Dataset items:
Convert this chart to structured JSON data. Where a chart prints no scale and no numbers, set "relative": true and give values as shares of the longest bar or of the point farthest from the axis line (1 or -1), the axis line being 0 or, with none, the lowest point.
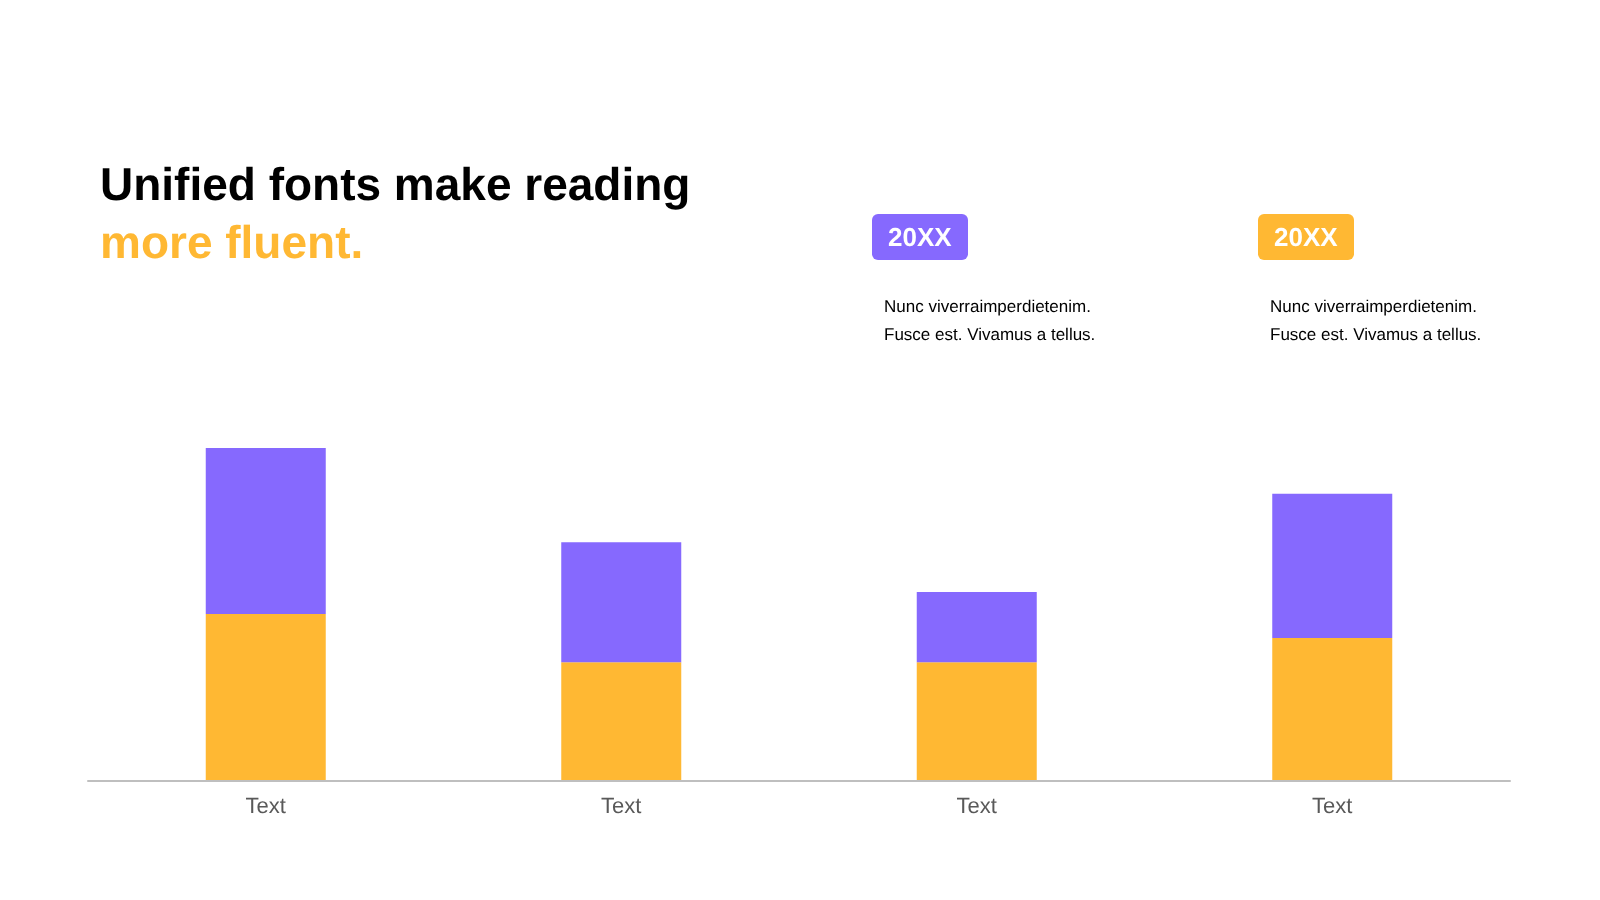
{
  "chart_data": {
    "type": "bar",
    "title": "Unified fonts make reading",
    "subtitle": "more fluent.",
    "categories": [
      "Text",
      "Text",
      "Text",
      "Text"
    ],
    "stacked": true,
    "relative": true,
    "legend": "top right",
    "series": [
      {
        "name": "20XX",
        "color": "#ffb833",
        "values": [
          0.5,
          0.355,
          0.355,
          0.428
        ]
      },
      {
        "name": "20XX",
        "color": "#8669fe",
        "values": [
          0.5,
          0.361,
          0.211,
          0.434
        ]
      }
    ],
    "annotations": [
      "Nunc  viverraimperdietenim.\nFusce est. Vivamus  a tellus.",
      "Nunc  viverraimperdietenim.\nFusce est. Vivamus  a tellus."
    ]
  }
}
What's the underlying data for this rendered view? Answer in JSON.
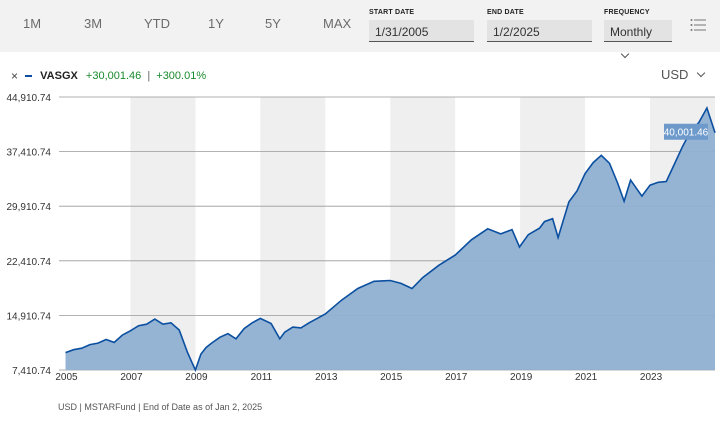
{
  "toolbar": {
    "ranges": [
      "1M",
      "3M",
      "YTD",
      "1Y",
      "5Y",
      "MAX"
    ],
    "start_label": "START DATE",
    "start_value": "1/31/2005",
    "end_label": "END DATE",
    "end_value": "1/2/2025",
    "freq_label": "FREQUENCY",
    "freq_value": "Monthly"
  },
  "legend": {
    "close": "×",
    "ticker": "VASGX",
    "gain": "+30,001.46",
    "separator": "|",
    "gain_pct": "+300.01%"
  },
  "currency": "USD",
  "footer": "USD | MSTARFund | End of Date as of Jan 2, 2025",
  "colors": {
    "line": "#0b4fa0",
    "area": "#8fb0d2",
    "band": "#efefef",
    "badge": "#6d9acb",
    "gain": "#1a8a2e"
  },
  "chart_data": {
    "type": "area",
    "series": [
      {
        "name": "VASGX",
        "x": [
          2005.0,
          2005.25,
          2005.5,
          2005.75,
          2006.0,
          2006.25,
          2006.5,
          2006.75,
          2007.0,
          2007.25,
          2007.5,
          2007.75,
          2008.0,
          2008.25,
          2008.5,
          2008.75,
          2008.9,
          2009.0,
          2009.17,
          2009.33,
          2009.5,
          2009.75,
          2010.0,
          2010.25,
          2010.5,
          2010.75,
          2011.0,
          2011.33,
          2011.6,
          2011.75,
          2012.0,
          2012.25,
          2012.5,
          2012.75,
          2013.0,
          2013.5,
          2014.0,
          2014.5,
          2015.0,
          2015.33,
          2015.67,
          2016.0,
          2016.5,
          2017.0,
          2017.5,
          2018.0,
          2018.4,
          2018.75,
          2018.98,
          2019.25,
          2019.6,
          2019.75,
          2020.0,
          2020.17,
          2020.5,
          2020.75,
          2021.0,
          2021.25,
          2021.5,
          2021.75,
          2022.0,
          2022.2,
          2022.4,
          2022.75,
          2023.0,
          2023.25,
          2023.5,
          2023.75,
          2024.0,
          2024.25,
          2024.5,
          2024.75,
          2025.0
        ],
        "y": [
          9800,
          10200,
          10400,
          10900,
          11100,
          11600,
          11200,
          12200,
          12800,
          13500,
          13700,
          14400,
          13700,
          13900,
          12900,
          9900,
          8400,
          7410,
          9600,
          10500,
          11100,
          11900,
          12400,
          11700,
          13100,
          13900,
          14500,
          13800,
          11700,
          12600,
          13300,
          13200,
          13900,
          14500,
          15100,
          17000,
          18600,
          19600,
          19700,
          19300,
          18600,
          20100,
          21800,
          23200,
          25300,
          26800,
          26100,
          26700,
          24300,
          26000,
          26900,
          27800,
          28200,
          25600,
          30500,
          32000,
          34400,
          35900,
          36900,
          35800,
          33100,
          30600,
          33500,
          31300,
          32800,
          33200,
          33300,
          35700,
          38100,
          40200,
          41400,
          43400,
          40001.46
        ]
      }
    ],
    "xticks": [
      "2005",
      "2007",
      "2009",
      "2011",
      "2013",
      "2015",
      "2017",
      "2019",
      "2021",
      "2023"
    ],
    "yticks": [
      "7,410.74",
      "14,910.74",
      "22,410.74",
      "29,910.74",
      "37,410.74",
      "44,910.74"
    ],
    "ylim": [
      7410.74,
      44910.74
    ],
    "xlim": [
      2004.8,
      2025.0
    ],
    "last_value_label": "40,001.46"
  }
}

What the task requires:
Only lines holding the string "nFusce" are wanted; gather each one from the entries above.

Task result:
      "Nunc  viverraimperdietenim.\nFusce est. Vivamus  a tellus.",
      "Nunc  viverraimperdietenim.\nFusce est. Vivamus  a tellus."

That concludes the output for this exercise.